### [STATED GOAL]
Determine the count of lines holding the string "figura". Return only the number.

### [WORKING DATA]
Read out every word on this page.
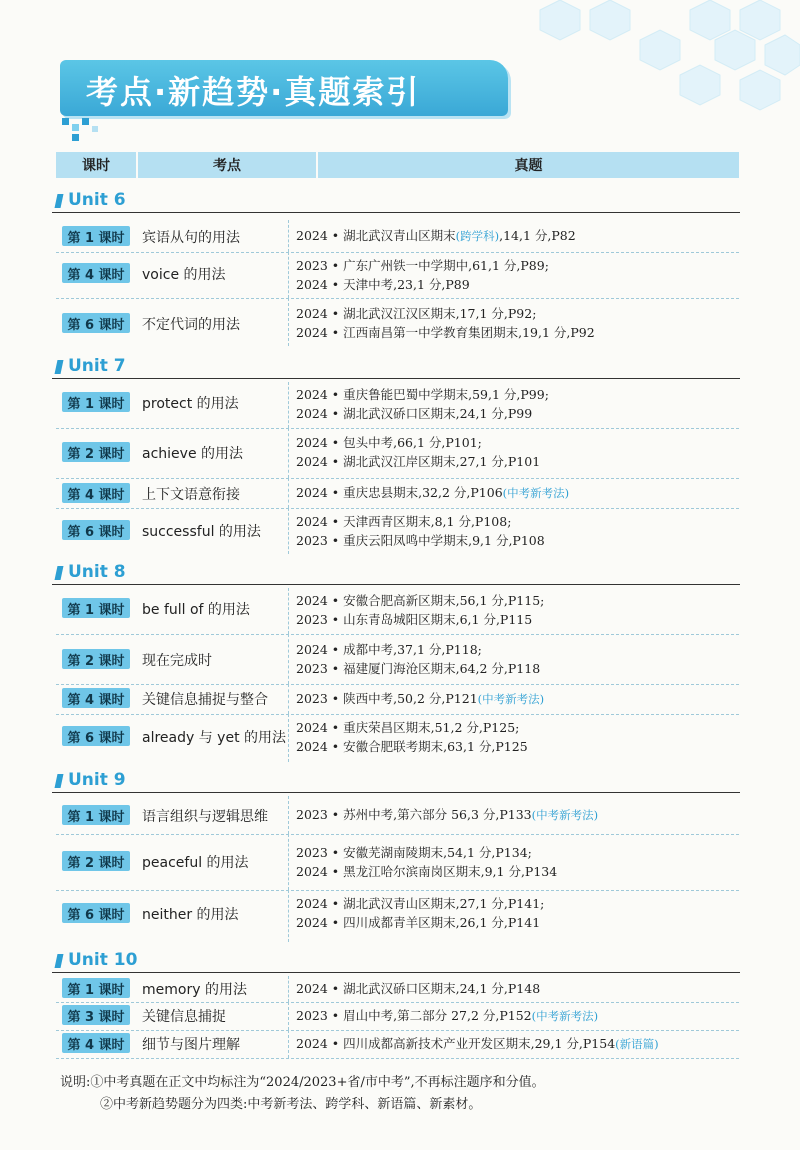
考点·新趋势·真题索引
课时	考点	真题
Unit 6
第 1 课时	宾语从句的用法	2024 • 湖北武汉青山区期末(跨学科),14,1 分,P82
第 4 课时	voice 的用法
2023 • 广东广州铁一中学期中,61,1 分,P89;
2024 • 天津中考,23,1 分,P89
第 6 课时	不定代词的用法
2024 • 湖北武汉江汉区期末,17,1 分,P92;
2024 • 江西南昌第一中学教育集团期末,19,1 分,P92
Unit 7
第 1 课时	protect 的用法
2024 • 重庆鲁能巴蜀中学期末,59,1 分,P99;
2024 • 湖北武汉硚口区期末,24,1 分,P99
第 2 课时	achieve 的用法
2024 • 包头中考,66,1 分,P101;
2024 • 湖北武汉江岸区期末,27,1 分,P101
第 4 课时	上下文语意衔接	2024 • 重庆忠县期末,32,2 分,P106(中考新考法)
第 6 课时	successful 的用法
2024 • 天津西青区期末,8,1 分,P108;
2023 • 重庆云阳凤鸣中学期末,9,1 分,P108
Unit 8
第 1 课时	be full of 的用法
2024 • 安徽合肥高新区期末,56,1 分,P115;
2023 • 山东青岛城阳区期末,6,1 分,P115
第 2 课时	现在完成时
2024 • 成都中考,37,1 分,P118;
2023 • 福建厦门海沧区期末,64,2 分,P118
第 4 课时	关键信息捕捉与整合 2023 • 陕西中考,50,2 分,P121(中考新考法)
第 6 课时	already 与 yet 的用法
2024 • 重庆荣昌区期末,51,2 分,P125;
2024 • 安徽合肥联考期末,63,1 分,P125
Unit 9
第 1 课时	语言组织与逻辑思维 2023 • 苏州中考,第六部分 56,3 分,P133(中考新考法)
第 2 课时	peaceful 的用法
2023 • 安徽芜湖南陵期末,54,1 分,P134;
2024 • 黑龙江哈尔滨南岗区期末,9,1 分,P134
第 6 课时	neither 的用法
2024 • 湖北武汉青山区期末,27,1 分,P141;
2024 • 四川成都青羊区期末,26,1 分,P141
Unit 10
第 1 课时	memory 的用法	2024 • 湖北武汉硚口区期末,24,1 分,P148
第 3 课时	关键信息捕捉	2023 • 眉山中考,第二部分 27,2 分,P152(中考新考法)
第 4 课时	细节与图片理解	2024 • 四川成都高新技术产业开发区期末,29,1 分,P154(新语篇)
说明:①中考真题在正文中均标注为“2024/2023+省/市中考”,不再标注题序和分值。
②中考新趋势题分为四类:中考新考法、跨学科、新语篇、新素材。
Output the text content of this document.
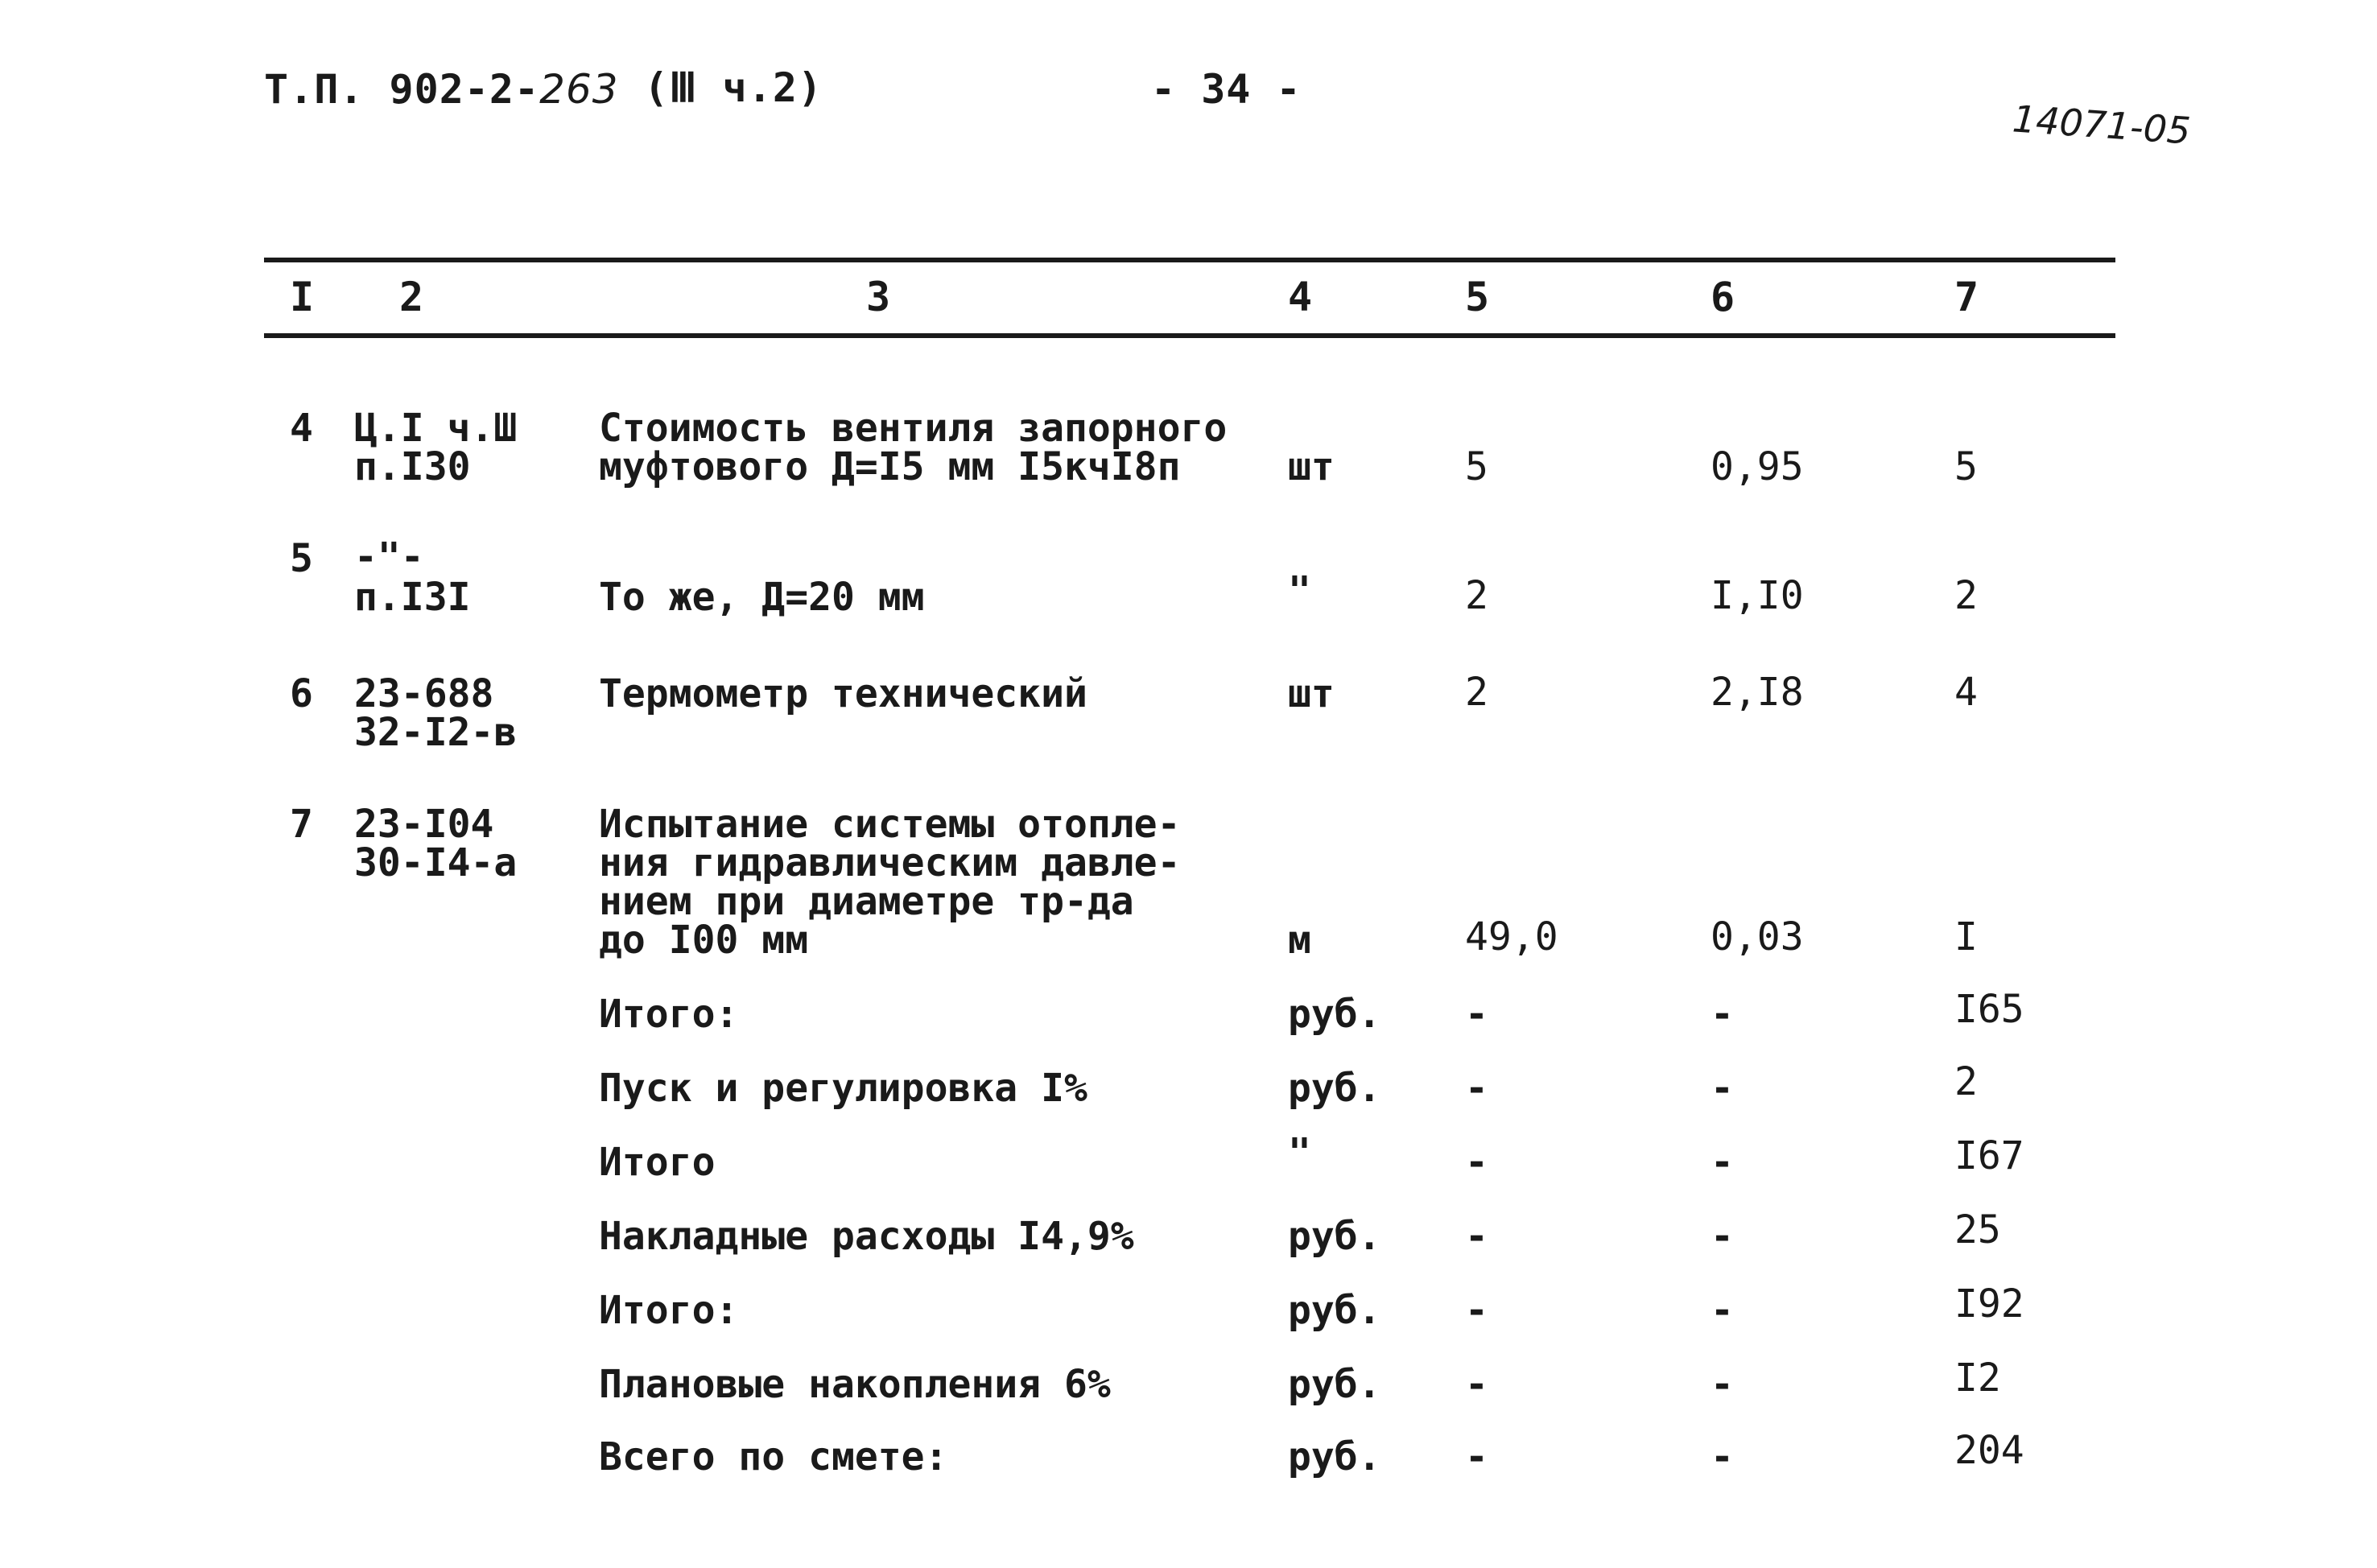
Т.П. 902-2-263 (Ⅲ ч.2)	- 34 -
14071-05
I 2	3	4	5	6	7
4 Ц.I ч.Ш
п.I30
Стоимость вентиля запорного
муфтового Д=I5 мм I5кчI8п	шт	5	0,95	5
5 -"-
п.I3I	То же, Д=20 мм	"	2	I,I0	2
6 23-688
32-I2-в
Термометр технический	шт	2	2,I8	4
7 23-I04
30-I4-а
Испытание системы отопле-
ния гидравлическим давле-
нием при диаметре тр-да
до I00 мм	м	49,0	0,03	I
Итого:	руб. -	-	I65
Пуск и регулировка I%	руб. -	-	2
Итого	"	-	-	I67
Накладные расходы I4,9%	руб. -	-	25
Итого:	руб. -	-	I92
Плановые накопления 6%	руб. -	-	I2
Всего по смете:	руб. -	-	204
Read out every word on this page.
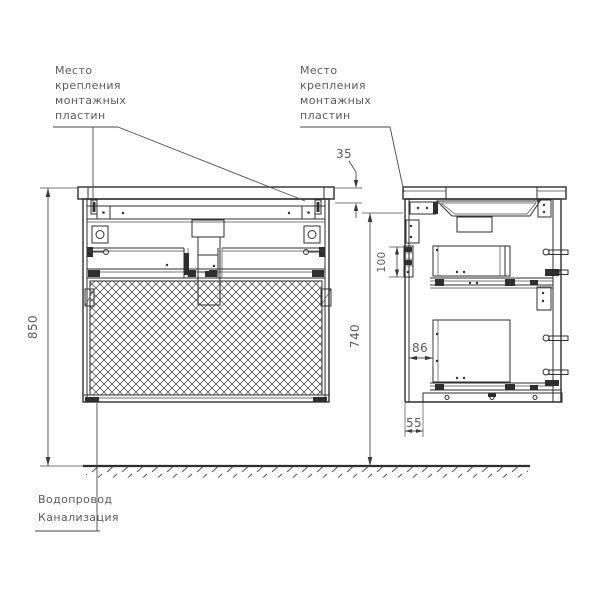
35
850	740
100
86
55
Место
крепления
монтажных
пластин
Место
крепления
монтажных
пластин
Водопровод
Канализация
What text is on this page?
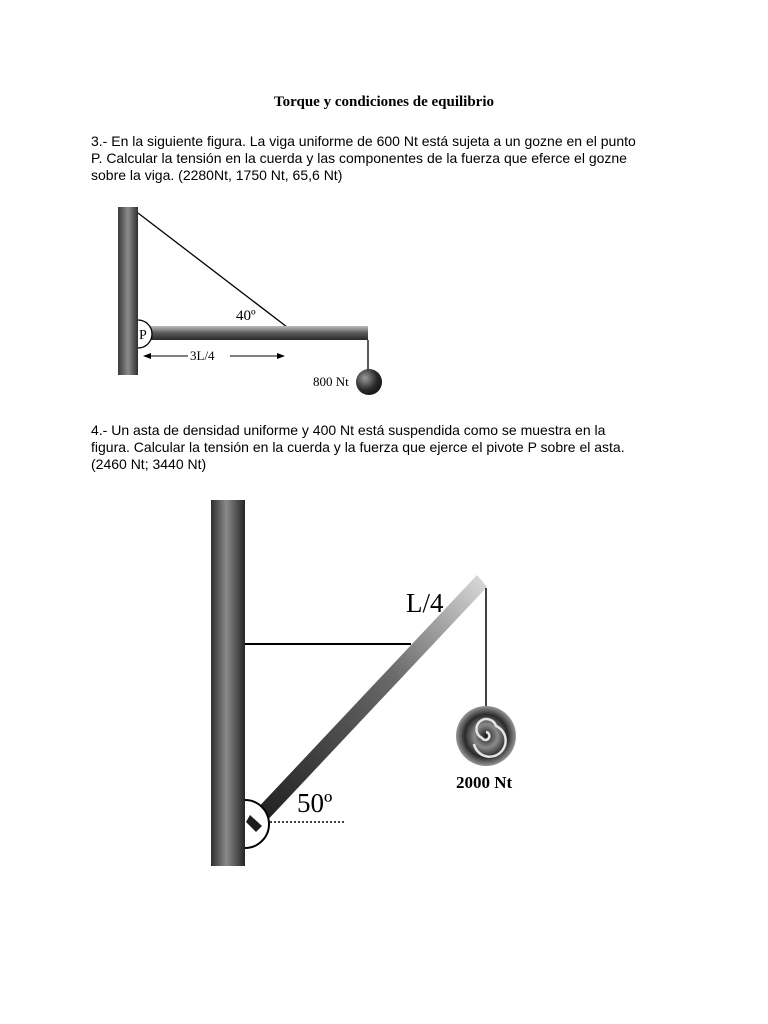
Torque y condiciones de equilibrio
3.- En la siguiente figura. La viga uniforme de 600 Nt está sujeta a un gozne en el punto
P. Calcular la tensión en la cuerda y las componentes de la fuerza que eferce el gozne
sobre la viga. (2280Nt, 1750 Nt, 65,6 Nt)
P
40º
3L/4
800 Nt
4.- Un asta de densidad uniforme y 400 Nt está suspendida como se muestra en la
figura. Calcular la tensión en la cuerda y la fuerza que ejerce el pivote P sobre el asta.
(2460 Nt; 3440 Nt)
L/4
50º
2000 Nt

### [TASK OUTPUT]
2